Extract.

There must also be a specific finding that the use of more traditional restraints will not meet the security needs of the court, George said.

Los Angeles County’s use of the belt gained national attention when a belligerent defendant with a significant criminal history was shocked by deputies while jurors were considering the “strike” allegations in the second phase of his 1998 trial.

Los Angeles Superior Court Judge Joan Comparet-Cassani ordered the jolt after Ronnie Hawkins interrupted her repeatedly and violated her orders not to tell jurors that he was HIV-positive or that he was facing a 25-year-to-life sentence under the three-strikes law.

Hawkins had been fitted with the stun belt prior to the hearing at the request of the Sheriff’s Department after he had threatened violence while he was in custody. But use of the belt as an apparent punitive measure, rather than as a restraining device to protect court officers and the public, had a number of repercussions.

The judge drew private discipline from the Commission on Judicial Performance, and the county -in addition to paying Hawkins $250,000 to settle his civil rights lawsuit- was enjoined by a federal judge from using the belt as a form of punishment.

The injunction was upheld by a Ninth U.S. Circuit Court of Appeals panel, which held that the use of the stun belt to subdue a defendant who is merely being verbally disruptive inhibits the ability to present a defense and thus violates the Sixth Amendment right to counsel
.

Material.
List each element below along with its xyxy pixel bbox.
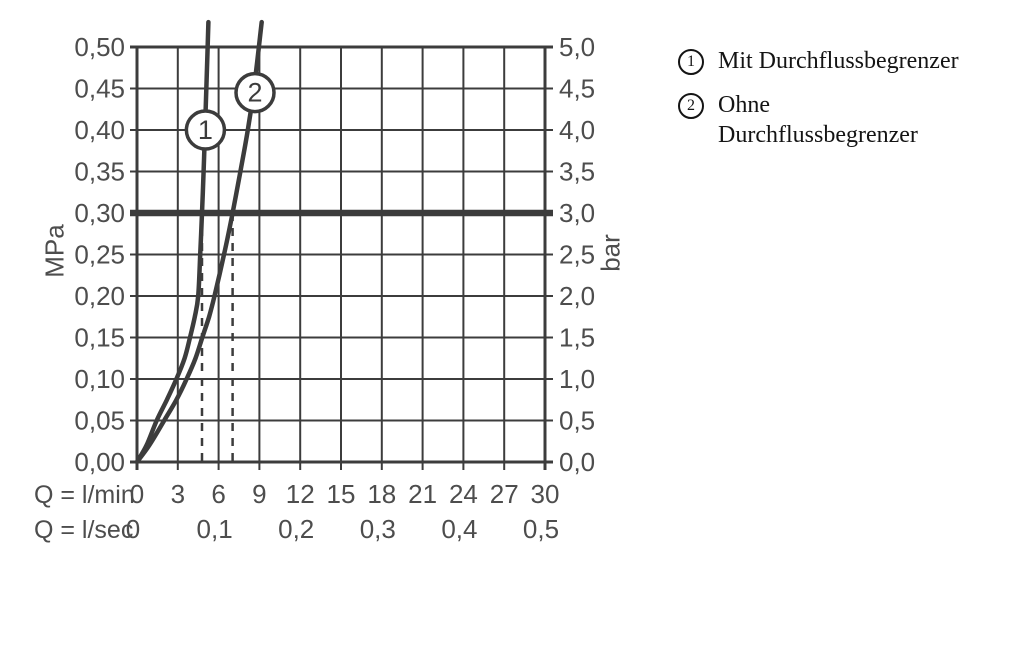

Problem.
Continue the article above about courtroom use of stun belts, starting after its final sentence.

Answer to this exercise.
The device can, however, be used if there is a security threat, the panel ruled.

Yesterday’s case is People v. Mar, 02 S.O.S. 4412.

3 comments:

Book38 said...

There are more humane ways of sanctioning a defendant instead of using torture devices.

This kind of treatment initiated by the court may be grounds for appeal.

Just another SO said...

Shock collars for animals have been banned in most states because they are cruel, and inhumane. But they allow this same device to be placed around the waist of a sex offender. Shows where we rate in the scale of things, now doesn't it. Lower then animals.
Does this really surprise anyone?

Laura Baylis-Lockett said...

Again, I'm sick to my stomach. I never even knew this existed in our judicial system. No words to describe this.